> **Problem to work on**
Search the listing below for the string "contenuto" and show each line that contains it.
[Start of Given information]
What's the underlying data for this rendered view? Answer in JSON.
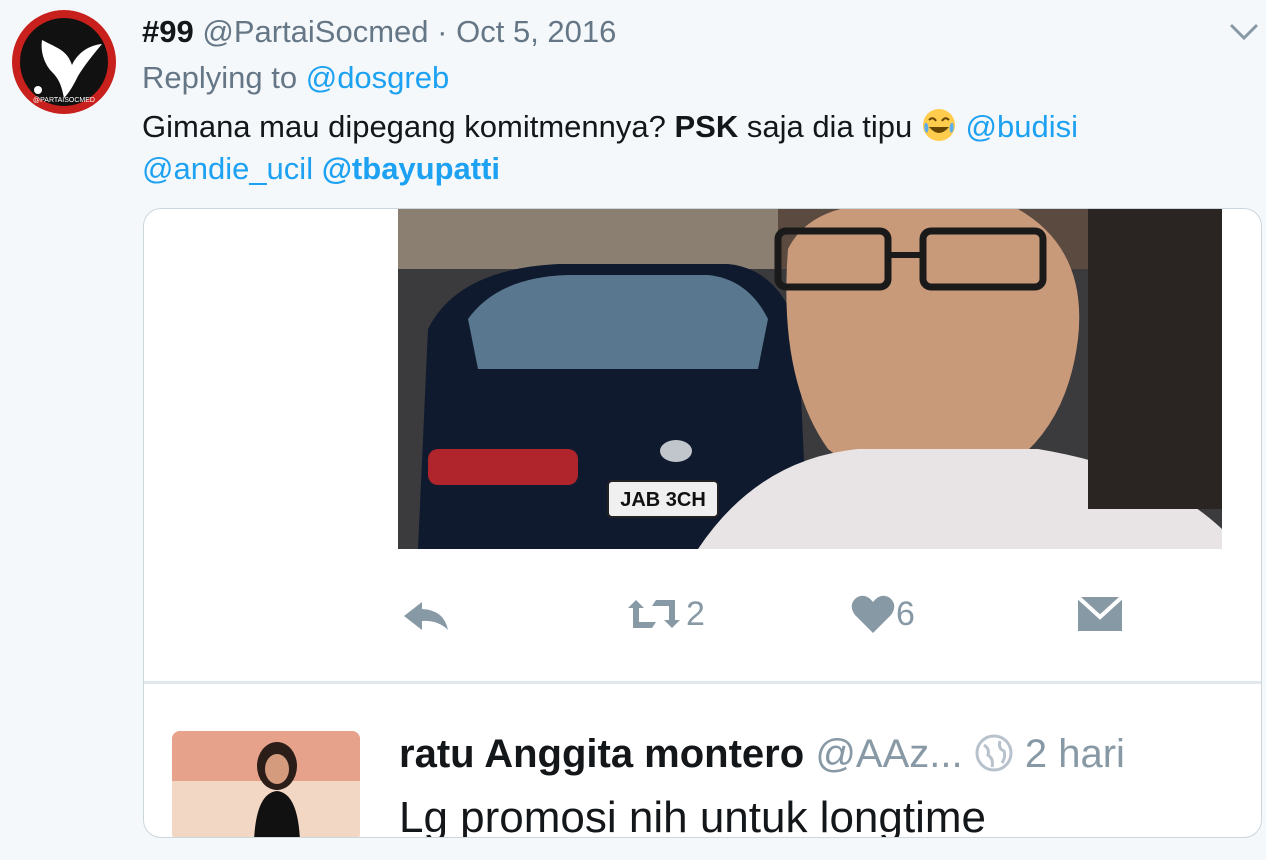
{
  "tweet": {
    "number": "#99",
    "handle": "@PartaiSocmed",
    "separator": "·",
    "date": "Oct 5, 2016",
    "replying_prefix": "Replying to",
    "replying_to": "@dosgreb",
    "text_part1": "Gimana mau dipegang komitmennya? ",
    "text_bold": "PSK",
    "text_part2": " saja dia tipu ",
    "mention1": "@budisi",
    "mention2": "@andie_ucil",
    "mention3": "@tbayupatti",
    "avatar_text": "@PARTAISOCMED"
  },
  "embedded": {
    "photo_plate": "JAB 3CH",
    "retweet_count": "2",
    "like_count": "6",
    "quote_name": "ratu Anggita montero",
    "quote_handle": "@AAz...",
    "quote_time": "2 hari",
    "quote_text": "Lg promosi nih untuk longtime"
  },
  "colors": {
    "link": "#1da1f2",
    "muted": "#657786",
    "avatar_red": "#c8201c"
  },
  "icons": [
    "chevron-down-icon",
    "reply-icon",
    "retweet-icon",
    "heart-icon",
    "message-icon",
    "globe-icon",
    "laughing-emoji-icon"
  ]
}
[End of Given information]
[Start of Given information]
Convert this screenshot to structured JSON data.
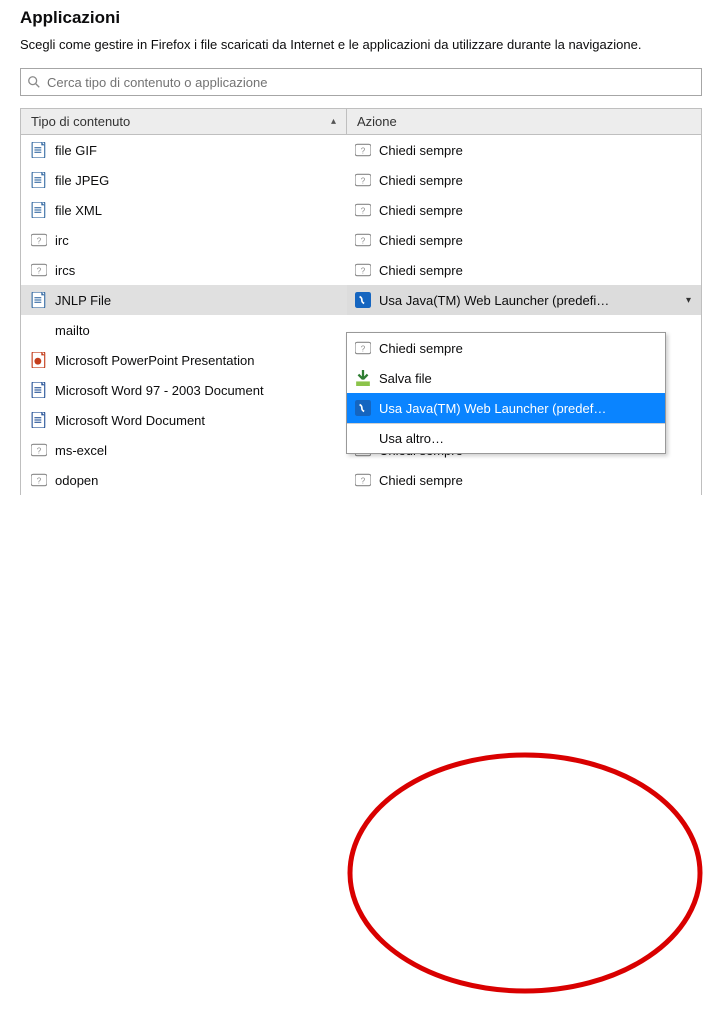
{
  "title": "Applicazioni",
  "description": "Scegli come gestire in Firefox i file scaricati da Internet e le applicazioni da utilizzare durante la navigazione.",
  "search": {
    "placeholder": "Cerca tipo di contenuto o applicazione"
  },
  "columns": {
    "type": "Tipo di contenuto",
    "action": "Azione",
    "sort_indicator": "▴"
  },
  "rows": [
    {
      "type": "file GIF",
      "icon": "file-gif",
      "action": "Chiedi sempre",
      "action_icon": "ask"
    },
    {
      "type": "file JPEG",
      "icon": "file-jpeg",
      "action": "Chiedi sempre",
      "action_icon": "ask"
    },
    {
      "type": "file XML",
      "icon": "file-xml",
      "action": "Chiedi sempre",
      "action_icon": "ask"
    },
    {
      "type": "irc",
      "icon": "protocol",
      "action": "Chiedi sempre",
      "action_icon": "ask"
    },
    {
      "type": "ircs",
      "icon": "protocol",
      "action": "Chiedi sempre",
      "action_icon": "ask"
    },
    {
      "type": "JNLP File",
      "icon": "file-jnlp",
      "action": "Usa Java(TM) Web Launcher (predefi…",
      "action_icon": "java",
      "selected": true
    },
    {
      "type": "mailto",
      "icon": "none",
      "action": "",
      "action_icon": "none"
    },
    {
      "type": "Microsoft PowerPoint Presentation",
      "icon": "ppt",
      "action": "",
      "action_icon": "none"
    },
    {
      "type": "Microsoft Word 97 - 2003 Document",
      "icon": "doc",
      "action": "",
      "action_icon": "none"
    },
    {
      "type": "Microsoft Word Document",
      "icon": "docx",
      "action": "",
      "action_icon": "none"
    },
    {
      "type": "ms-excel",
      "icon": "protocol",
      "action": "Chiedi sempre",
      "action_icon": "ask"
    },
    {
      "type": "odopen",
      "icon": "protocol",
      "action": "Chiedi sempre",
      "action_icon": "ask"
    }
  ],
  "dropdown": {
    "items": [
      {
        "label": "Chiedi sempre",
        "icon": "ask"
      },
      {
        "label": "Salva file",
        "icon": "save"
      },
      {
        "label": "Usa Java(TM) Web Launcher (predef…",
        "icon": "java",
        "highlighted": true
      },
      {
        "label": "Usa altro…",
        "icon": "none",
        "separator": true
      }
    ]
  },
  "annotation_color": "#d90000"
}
[End of Given information]
> **Solution**
    "placeholder": "Cerca tipo di contenuto o applicazione"
    "type": "Tipo di contenuto",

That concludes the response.